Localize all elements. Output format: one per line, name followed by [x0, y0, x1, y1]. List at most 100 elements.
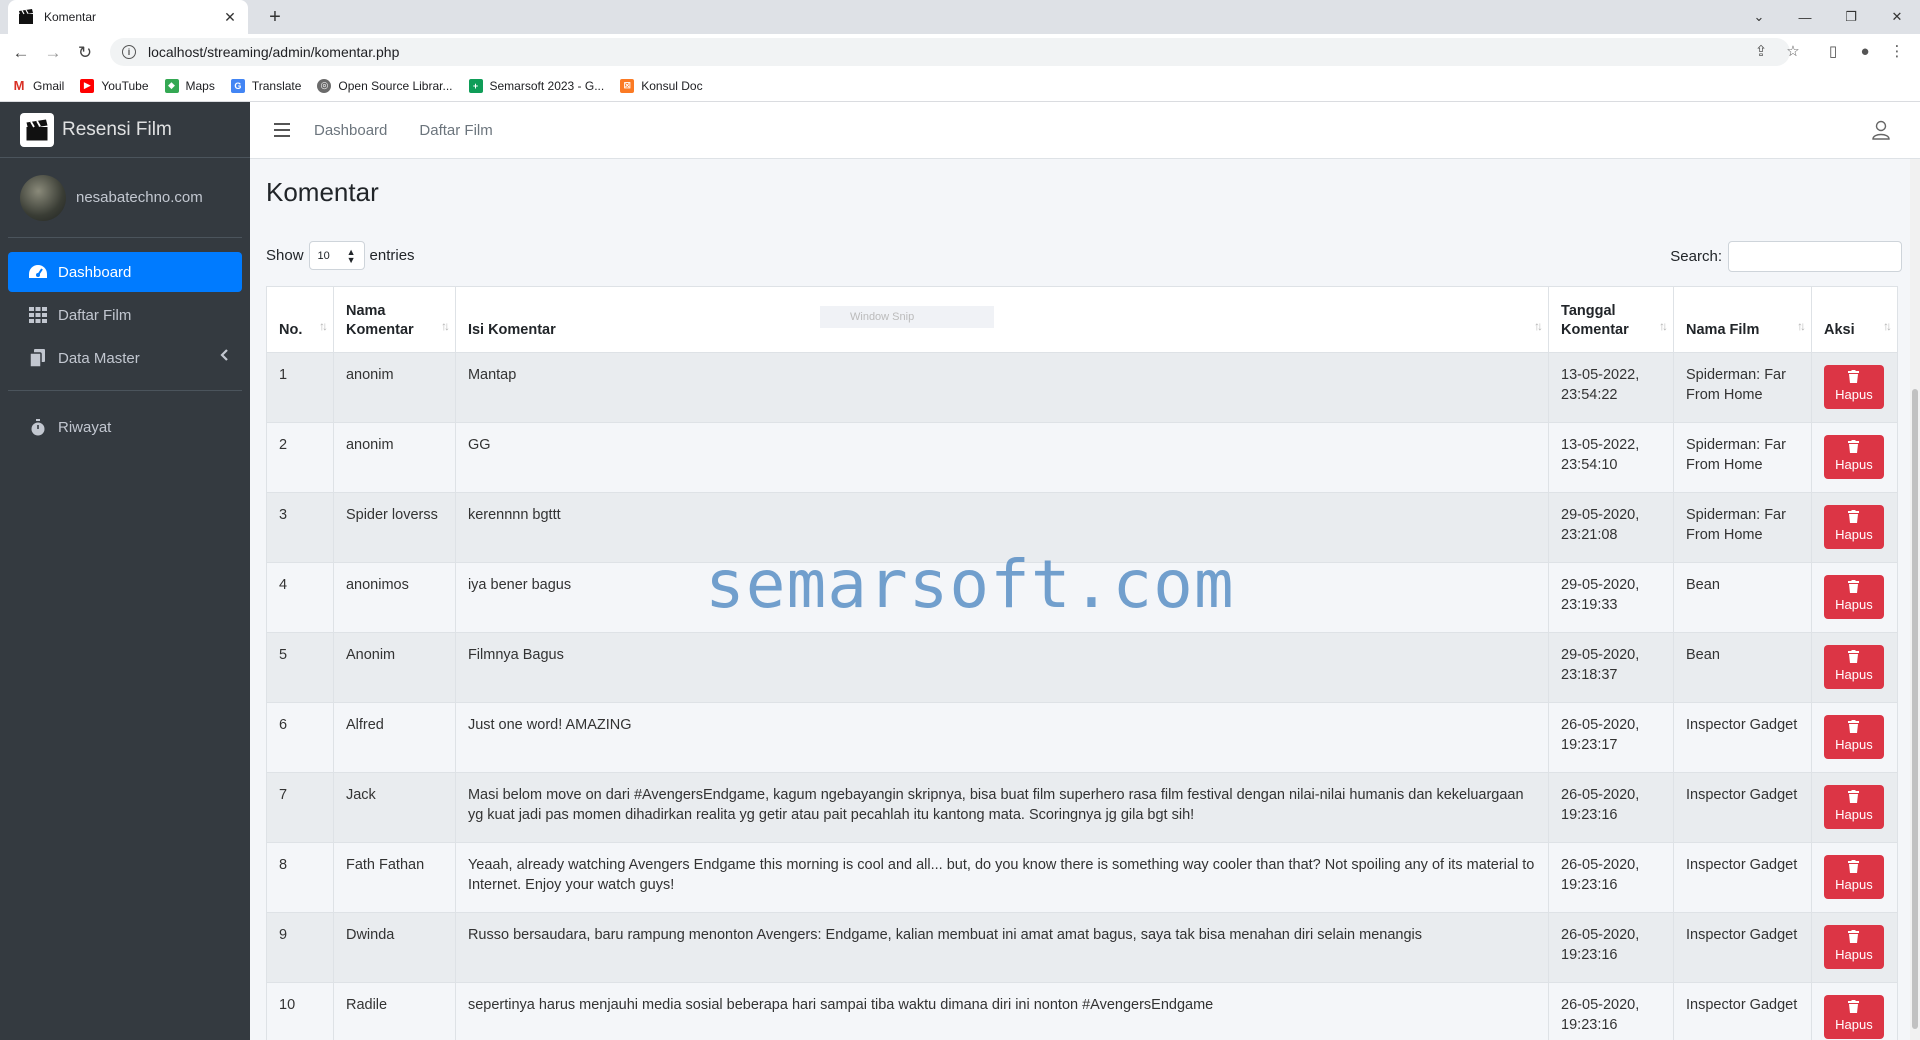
cell-no: 9: [266, 912, 334, 983]
xampp-icon: ⊠: [620, 78, 635, 93]
side-panel-icon[interactable]: ▯: [1820, 38, 1846, 64]
bookmark-konsul-doc[interactable]: ⊠ Konsul Doc: [620, 78, 703, 93]
cell-no: 4: [266, 562, 334, 633]
minimize-button[interactable]: —: [1782, 0, 1828, 34]
forward-icon[interactable]: →: [40, 40, 66, 66]
cell-nama-film: Spiderman: Far From Home: [1673, 352, 1812, 423]
column-header-aksi[interactable]: Aksi ↑↓: [1810, 286, 1899, 353]
user-name: nesabatechno.com: [76, 189, 203, 206]
restore-button[interactable]: ❐: [1828, 0, 1874, 34]
maps-icon: ◆: [164, 78, 179, 93]
cell-aksi: Hapus: [1810, 912, 1899, 983]
brand-link[interactable]: Resensi Film: [0, 102, 250, 158]
url-text: localhost/streaming/admin/komentar.php: [148, 44, 400, 60]
search-input[interactable]: [1728, 241, 1902, 272]
page-scrollbar[interactable]: [1910, 159, 1920, 1040]
bookmark-open-source[interactable]: ◎ Open Source Librar...: [317, 78, 453, 93]
cell-aksi: Hapus: [1810, 772, 1899, 843]
address-bar[interactable]: i localhost/streaming/admin/komentar.php: [110, 38, 1790, 66]
cell-tanggal-komentar: 26-05-2020, 19:23:17: [1548, 702, 1675, 773]
hapus-button[interactable]: Hapus: [1823, 645, 1884, 689]
cell-tanggal-komentar: 13-05-2022, 23:54:22: [1548, 352, 1675, 423]
table-row: 8 Fath Fathan Yeaah, already watching Aven…: [266, 842, 1899, 913]
select-arrow-icon: ▲ ▼: [346, 247, 356, 265]
hapus-button[interactable]: Hapus: [1823, 505, 1884, 549]
cell-isi-komentar: Mantap: [454, 352, 1550, 423]
bookmark-maps[interactable]: ◆ Maps: [164, 78, 215, 93]
cell-nama-film: Inspector Gadget: [1673, 702, 1812, 773]
scrollbar-thumb[interactable]: [1912, 389, 1918, 1029]
table-row: 2 anonim GG 13-05-2022, 23:54:10 Spiderman: …: [266, 422, 1899, 493]
hapus-button[interactable]: Hapus: [1823, 575, 1884, 619]
user-icon[interactable]: [1872, 120, 1890, 140]
hapus-button[interactable]: Hapus: [1823, 715, 1884, 759]
cell-no: 1: [266, 352, 334, 423]
cell-no: 7: [266, 772, 334, 843]
sidebar-item-data-master[interactable]: Data Master: [8, 338, 242, 378]
clapperboard-logo-icon: [20, 112, 54, 147]
share-icon[interactable]: ⇪: [1748, 38, 1774, 64]
bookmark-gmail[interactable]: M Gmail: [12, 78, 65, 93]
sidebar-item-daftar-film[interactable]: Daftar Film: [8, 295, 242, 335]
cell-nama-komentar: Anonim: [332, 632, 456, 703]
cell-no: 5: [266, 632, 334, 703]
column-header-isi-komentar[interactable]: Isi Komentar ↑↓: [454, 286, 1550, 353]
cell-tanggal-komentar: 29-05-2020, 23:21:08: [1548, 492, 1675, 563]
nav-link-daftar-film[interactable]: Daftar Film: [419, 122, 492, 139]
column-header-nama-film[interactable]: Nama Film ↑↓: [1673, 286, 1812, 353]
sidebar-item-dashboard[interactable]: Dashboard: [8, 252, 242, 292]
watermark: semarsoft.com: [705, 546, 1235, 623]
youtube-icon: ▶: [80, 78, 95, 93]
cell-nama-film: Spiderman: Far From Home: [1673, 492, 1812, 563]
table-row: 7 Jack Masi belom move on dari #AvengersEn…: [266, 772, 1899, 843]
cell-tanggal-komentar: 29-05-2020, 23:18:37: [1548, 632, 1675, 703]
site-info-icon[interactable]: i: [122, 45, 136, 59]
bookmark-semarsoft[interactable]: + Semarsoft 2023 - G...: [468, 78, 604, 93]
user-panel[interactable]: nesabatechno.com: [8, 158, 242, 238]
table-row: 1 anonim Mantap 13-05-2022, 23:54:22 Spiderm…: [266, 352, 1899, 423]
cell-nama-film: Bean: [1673, 632, 1812, 703]
nav-link-dashboard[interactable]: Dashboard: [314, 122, 387, 139]
cell-isi-komentar: Masi belom move on dari #AvengersEndgame…: [454, 772, 1550, 843]
hapus-button[interactable]: Hapus: [1823, 435, 1884, 479]
trash-icon: [1848, 929, 1860, 943]
tab-search-icon[interactable]: ⌄: [1736, 0, 1782, 34]
close-window-button[interactable]: ✕: [1874, 0, 1920, 34]
hapus-button[interactable]: Hapus: [1823, 925, 1884, 969]
hamburger-menu-icon[interactable]: [274, 123, 290, 137]
window-snip-overlay: Window Snip: [820, 306, 994, 328]
trash-icon: [1848, 789, 1860, 803]
browser-tab[interactable]: Komentar ✕: [8, 0, 248, 34]
trash-icon: [1848, 719, 1860, 733]
back-icon[interactable]: ←: [8, 40, 34, 66]
komentar-table: No. ↑↓ Nama Komentar ↑↓ Isi Komentar ↑↓ Tan…: [266, 286, 1899, 1040]
bookmark-youtube[interactable]: ▶ YouTube: [80, 78, 149, 93]
stopwatch-icon: [28, 418, 48, 436]
top-navbar: Dashboard Daftar Film: [250, 102, 1920, 159]
copy-icon: [28, 349, 48, 367]
hapus-button[interactable]: Hapus: [1823, 995, 1884, 1039]
menu-dots-icon[interactable]: ⋮: [1884, 38, 1910, 64]
cell-no: 2: [266, 422, 334, 493]
reload-icon[interactable]: ↻: [72, 40, 98, 66]
bookmark-star-icon[interactable]: ☆: [1780, 38, 1806, 64]
entries-length-control: Show 10 ▲ ▼ entries: [266, 241, 415, 270]
cell-tanggal-komentar: 26-05-2020, 19:23:16: [1548, 842, 1675, 913]
column-header-tanggal-komentar[interactable]: Tanggal Komentar ↑↓: [1548, 286, 1675, 353]
entries-select[interactable]: 10 ▲ ▼: [308, 241, 365, 270]
sidebar-item-riwayat[interactable]: Riwayat: [8, 407, 242, 447]
table-row: 10 Radile sepertinya harus menjauhi media …: [266, 982, 1899, 1040]
new-tab-button[interactable]: +: [262, 4, 288, 30]
profile-icon[interactable]: ●: [1852, 38, 1878, 64]
sidebar: Resensi Film nesabatechno.com Dashboard …: [0, 102, 250, 1040]
column-header-nama-komentar[interactable]: Nama Komentar ↑↓: [332, 286, 456, 353]
hapus-button[interactable]: Hapus: [1823, 855, 1884, 899]
clapperboard-icon: [19, 9, 33, 24]
sort-icon: ↑↓: [440, 319, 450, 333]
cell-nama-komentar: anonim: [332, 352, 456, 423]
hapus-button[interactable]: Hapus: [1823, 785, 1884, 829]
bookmark-translate[interactable]: G Translate: [230, 78, 301, 93]
close-tab-icon[interactable]: ✕: [222, 9, 238, 26]
hapus-button[interactable]: Hapus: [1823, 365, 1884, 409]
column-header-no[interactable]: No. ↑↓: [266, 286, 334, 353]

◆ Instructions to follow
Could you convert every line of the data above into a Markdown table with the columns Row and Content, numbering each line and skipping blank ones? Leave the pictures out.

◆ Right answer
| Row | Content |
|---|---|
| 1 | Localize all elements. Output format: one per line, name followed by [x0, y0, x1, y1]. List at most 100 elements. |
| 2 | cell-no: 9: [266, 912, 334, 983] |
| 3 | xampp-icon: ⊠: [620, 78, 635, 93] |
| 4 | side-panel-icon[interactable]: ▯: [1820, 38, 1846, 64] |
| 5 | bookmark-konsul-doc[interactable]: ⊠ Konsul Doc: [620, 78, 703, 93] |
| 6 | cell-no: 4: [266, 562, 334, 633] |
| 7 | minimize-button[interactable]: —: [1782, 0, 1828, 34] |
| 8 | forward-icon[interactable]: →: [40, 40, 66, 66] |
| 9 | cell-nama-film: Spiderman: Far From Home: [1673, 352, 1812, 423] |
| 10 | column-header-aksi[interactable]: Aksi ↑↓: [1810, 286, 1899, 353] |
| 11 | user-name: nesabatechno.com: [76, 189, 203, 206] |
| 12 | restore-button[interactable]: ❐: [1828, 0, 1874, 34] |
| 13 | maps-icon: ◆: [164, 78, 179, 93] |
| 14 | cell-aksi: Hapus: [1810, 912, 1899, 983] |
| 15 | brand-link[interactable]: Resensi Film: [0, 102, 250, 158] |
| 16 | url-text: localhost/streaming/admin/komentar.php: [148, 44, 400, 60] |
| 17 | search-input[interactable]: [1728, 241, 1902, 272] |
| 18 | page-scrollbar[interactable]: [1910, 159, 1920, 1040] |
| 19 | bookmark-open-source[interactable]: ◎ Open Source Librar...: [317, 78, 453, 93] |
| 20 | cell-aksi: Hapus: [1810, 772, 1899, 843] |
| 21 | address-bar[interactable]: i localhost/streaming/admin/komentar.php: [110, 38, 1790, 66] |
| 22 | cell-tanggal-komentar: 26-05-2020, 19:23:17: [1548, 702, 1675, 773] |
| 23 | hapus-button[interactable]: Hapus: [1823, 645, 1884, 689] |
| 24 | cell-tanggal-komentar: 13-05-2022, 23:54:22: [1548, 352, 1675, 423] |
| 25 | table-row: 8 Fath Fathan Yeaah, already watching Aven…: [266, 842, 1899, 913] |
| 26 | select-arrow-icon: ▲ ▼: [346, 247, 356, 265] |
| 27 | hapus-button[interactable]: Hapus: [1823, 505, 1884, 549] |
| 28 | cell-isi-komentar: Mantap: [454, 352, 1550, 423] |
| 29 | bookmark-maps[interactable]: ◆ Maps: [164, 78, 215, 93] |
| 30 | cell-nama-film: Inspector Gadget: [1673, 702, 1812, 773] |
| 31 | scrollbar-thumb[interactable]: [1912, 389, 1918, 1029] |
| 32 | table-row: 2 anonim GG 13-05-2022, 23:54:10 Spiderman: …: [266, 422, 1899, 493] |
| 33 | hapus-button[interactable]: Hapus: [1823, 575, 1884, 619] |
| 34 | user-icon[interactable]: [1872, 120, 1890, 140] |
| 35 | hapus-button[interactable]: Hapus: [1823, 715, 1884, 759] |
| 36 | cell-no: 1: [266, 352, 334, 423] |
| 37 | cell-no: 7: [266, 772, 334, 843] |
| 38 | sidebar-item-data-master[interactable]: Data Master: [8, 338, 242, 378] |
| 39 | clapperboard-logo-icon: [20, 112, 54, 147] |
| 40 | share-icon[interactable]: ⇪: [1748, 38, 1774, 64] |
| 41 | bookmark-gmail[interactable]: M Gmail: [12, 78, 65, 93] |
| 42 | sidebar-item-daftar-film[interactable]: Daftar Film: [8, 295, 242, 335] |
| 43 | cell-nama-komentar: Anonim: [332, 632, 456, 703] |
| 44 | cell-no: 5: [266, 632, 334, 703] |
| 45 | column-header-isi-komentar[interactable]: Isi Komentar ↑↓: [454, 286, 1550, 353] |
| 46 | cell-tanggal-komentar: 29-05-2020, 23:21:08: [1548, 492, 1675, 563] |
| 47 | nav-link-daftar-film[interactable]: Daftar Film: [419, 122, 492, 139] |
| 48 | column-header-nama-film[interactable]: Nama Film ↑↓: [1673, 286, 1812, 353] |
| 49 | sidebar-item-dashboard[interactable]: Dashboard: [8, 252, 242, 292] |
| 50 | watermark: semarsoft.com: [705, 546, 1235, 623] |
| 51 | youtube-icon: ▶: [80, 78, 95, 93] |
| 52 | cell-nama-film: Spiderman: Far From Home: [1673, 492, 1812, 563] |
| 53 | table-row: 7 Jack Masi belom move on dari #AvengersEn…: [266, 772, 1899, 843] |
| 54 | cell-tanggal-komentar: 29-05-2020, 23:18:37: [1548, 632, 1675, 703] |
| 55 | site-info-icon[interactable]: i: [122, 45, 136, 59] |
| 56 | bookmark-semarsoft[interactable]: + Semarsoft 2023 - G...: [468, 78, 604, 93] |
| 57 | user-panel[interactable]: nesabatechno.com: [8, 158, 242, 238] |
| 58 | table-row: 1 anonim Mantap 13-05-2022, 23:54:22 Spiderm…: [266, 352, 1899, 423] |
| 59 | cell-nama-film: Bean: [1673, 632, 1812, 703] |
| 60 | nav-link-dashboard[interactable]: Dashboard: [314, 122, 387, 139] |
| 61 | cell-isi-komentar: Masi belom move on dari #AvengersEndgame…: [454, 772, 1550, 843] |
| 62 | hapus-button[interactable]: Hapus: [1823, 435, 1884, 479] |
| 63 | trash-icon: [1848, 929, 1860, 943] |
| 64 | tab-search-icon[interactable]: ⌄: [1736, 0, 1782, 34] |
| 65 | close-window-button[interactable]: ✕: [1874, 0, 1920, 34] |
| 66 | hapus-button[interactable]: Hapus: [1823, 925, 1884, 969] |
| 67 | hamburger-menu-icon[interactable]: [274, 123, 290, 137] |
| 68 | window-snip-overlay: Window Snip: [820, 306, 994, 328] |
| 69 | trash-icon: [1848, 789, 1860, 803] |
| 70 | browser-tab[interactable]: Komentar ✕: [8, 0, 248, 34] |
| 71 | trash-icon: [1848, 719, 1860, 733] |
| 72 | back-icon[interactable]: ←: [8, 40, 34, 66] |
| 73 | komentar-table: No. ↑↓ Nama Komentar ↑↓ Isi Komentar ↑↓ Tan…: [266, 286, 1899, 1040] |
| 74 | bookmark-youtube[interactable]: ▶ YouTube: [80, 78, 149, 93] |
| 75 | stopwatch-icon: [28, 418, 48, 436] |
| 76 | top-navbar: Dashboard Daftar Film: [250, 102, 1920, 159] |
| 77 | copy-icon: [28, 349, 48, 367] |
| 78 | hapus-button[interactable]: Hapus: [1823, 995, 1884, 1039] |
| 79 | menu-dots-icon[interactable]: ⋮: [1884, 38, 1910, 64] |
| 80 | cell-no: 2: [266, 422, 334, 493] |
| 81 | reload-icon[interactable]: ↻: [72, 40, 98, 66] |
| 82 | bookmark-star-icon[interactable]: ☆: [1780, 38, 1806, 64] |
| 83 | entries-length-control: Show 10 ▲ ▼ entries: [266, 241, 415, 270] |
| 84 | cell-tanggal-komentar: 26-05-2020, 19:23:16: [1548, 842, 1675, 913] |
| 85 | column-header-tanggal-komentar[interactable]: Tanggal Komentar ↑↓: [1548, 286, 1675, 353] |
| 86 | entries-select[interactable]: 10 ▲ ▼: [308, 241, 365, 270] |
| 87 | sidebar-item-riwayat[interactable]: Riwayat: [8, 407, 242, 447] |
| 88 | table-row: 10 Radile sepertinya harus menjauhi media …: [266, 982, 1899, 1040] |
| 89 | new-tab-button[interactable]: +: [262, 4, 288, 30] |
| 90 | profile-icon[interactable]: ●: [1852, 38, 1878, 64] |
| 91 | sidebar: Resensi Film nesabatechno.com Dashboard …: [0, 102, 250, 1040] |
| 92 | column-header-nama-komentar[interactable]: Nama Komentar ↑↓: [332, 286, 456, 353] |
| 93 | hapus-button[interactable]: Hapus: [1823, 855, 1884, 899] |
| 94 | clapperboard-icon: [19, 9, 33, 24] |
| 95 | sort-icon: ↑↓: [440, 319, 450, 333] |
| 96 | cell-nama-komentar: anonim: [332, 352, 456, 423] |
| 97 | hapus-button[interactable]: Hapus: [1823, 785, 1884, 829] |
| 98 | bookmark-translate[interactable]: G Translate: [230, 78, 301, 93] |
| 99 | close-tab-icon[interactable]: ✕: [222, 9, 238, 26] |
| 100 | hapus-button[interactable]: Hapus: [1823, 365, 1884, 409] |
| 101 | column-header-no[interactable]: No. ↑↓: [266, 286, 334, 353] |